TASK TO CARRY OUT: Do not copy the pictures; transcribe all other material exactly.

━━ EXERCISE MATERIALS ━━

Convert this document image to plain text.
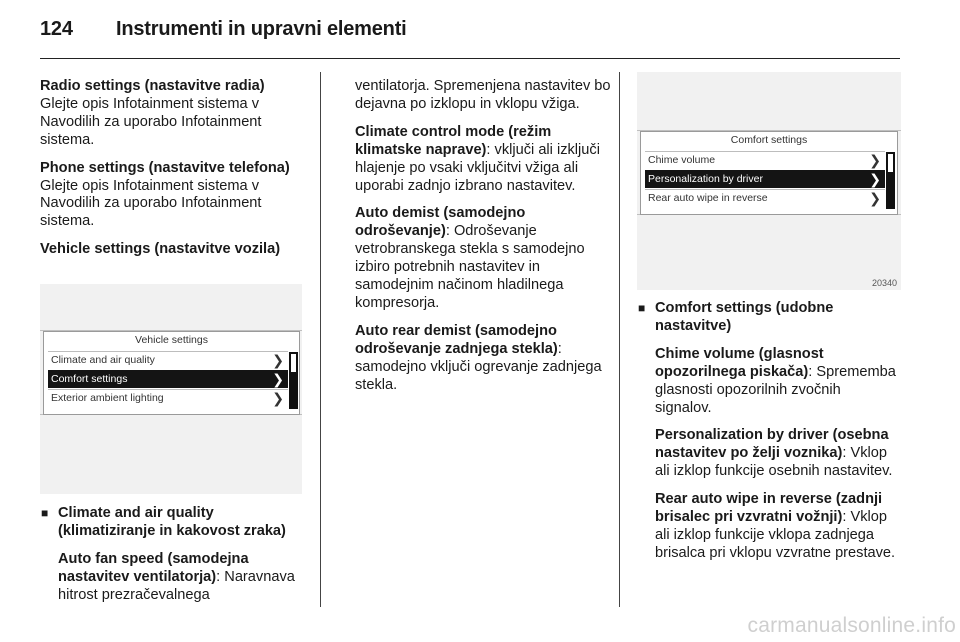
124 Instrumenti in upravni elementi

Radio settings (nastavitve radia)
Glejte opis Infotainment sistema v Navodilih za uporabo Infotainment sistema.

Phone settings (nastavitve telefona)
Glejte opis Infotainment sistema v Navodilih za uporabo Infotainment sistema.

Vehicle settings (nastavitve vozila)

Vehicle settings
Climate and air quality	❯
Comfort settings	❯
Exterior ambient lighting	❯

■ Climate and air quality (klimatiziranje in kakovost zraka)

Auto fan speed (samodejna nastavitev ventilatorja): Naravnava hitrost prezračevalnega

ventilatorja. Spremenjena nastavitev bo dejavna po izklopu in vklopu vžiga.

Climate control mode (režim klimatske naprave): vključi ali izključi hlajenje po vsaki vključitvi vžiga ali uporabi zadnjo izbrano nastavitev.

Auto demist (samodejno odroševanje): Odroševanje vetrobranskega stekla s samodejno izbiro potrebnih nastavitev in samodejnim načinom hladilnega kompresorja.

Auto rear demist (samodejno odroševanje zadnjega stekla): samodejno vključi ogrevanje zadnjega stekla.

Comfort settings
Chime volume	❯
Personalization by driver	❯
Rear auto wipe in reverse	❯
20340

■ Comfort settings (udobne nastavitve)

Chime volume (glasnost opozorilnega piskača): Sprememba glasnosti opozorilnih zvočnih signalov.

Personalization by driver (osebna nastavitev po želji voznika): Vklop ali izklop funkcije osebnih nastavitev.

Rear auto wipe in reverse (zadnji brisalec pri vzvratni vožnji): Vklop ali izklop funkcije vklopa zadnjega brisalca pri vklopu vzvratne prestave.

carmanualsonline.info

━━━

FULL ANSWER:
Convert this document image to plain text.
124 Instrumenti in upravni elementi

Radio settings (nastavitve radia)
Glejte opis Infotainment sistema v Navodilih za uporabo Infotainment sistema.

Phone settings (nastavitve telefona)
Glejte opis Infotainment sistema v Navodilih za uporabo Infotainment sistema.

Vehicle settings (nastavitve vozila)

Vehicle settings
Climate and air quality	❯
Comfort settings	❯
Exterior ambient lighting	❯

■ Climate and air quality (klimatiziranje in kakovost zraka)

Auto fan speed (samodejna nastavitev ventilatorja): Naravnava hitrost prezračevalnega

ventilatorja. Spremenjena nastavitev bo dejavna po izklopu in vklopu vžiga.

Climate control mode (režim klimatske naprave): vključi ali izključi hlajenje po vsaki vključitvi vžiga ali uporabi zadnjo izbrano nastavitev.

Auto demist (samodejno odroševanje): Odroševanje vetrobranskega stekla s samodejno izbiro potrebnih nastavitev in samodejnim načinom hladilnega kompresorja.

Auto rear demist (samodejno odroševanje zadnjega stekla): samodejno vključi ogrevanje zadnjega stekla.

Comfort settings
Chime volume	❯
Personalization by driver	❯
Rear auto wipe in reverse	❯
20340

■ Comfort settings (udobne nastavitve)

Chime volume (glasnost opozorilnega piskača): Sprememba glasnosti opozorilnih zvočnih signalov.

Personalization by driver (osebna nastavitev po želji voznika): Vklop ali izklop funkcije osebnih nastavitev.

Rear auto wipe in reverse (zadnji brisalec pri vzvratni vožnji): Vklop ali izklop funkcije vklopa zadnjega brisalca pri vklopu vzvratne prestave.

carmanualsonline.info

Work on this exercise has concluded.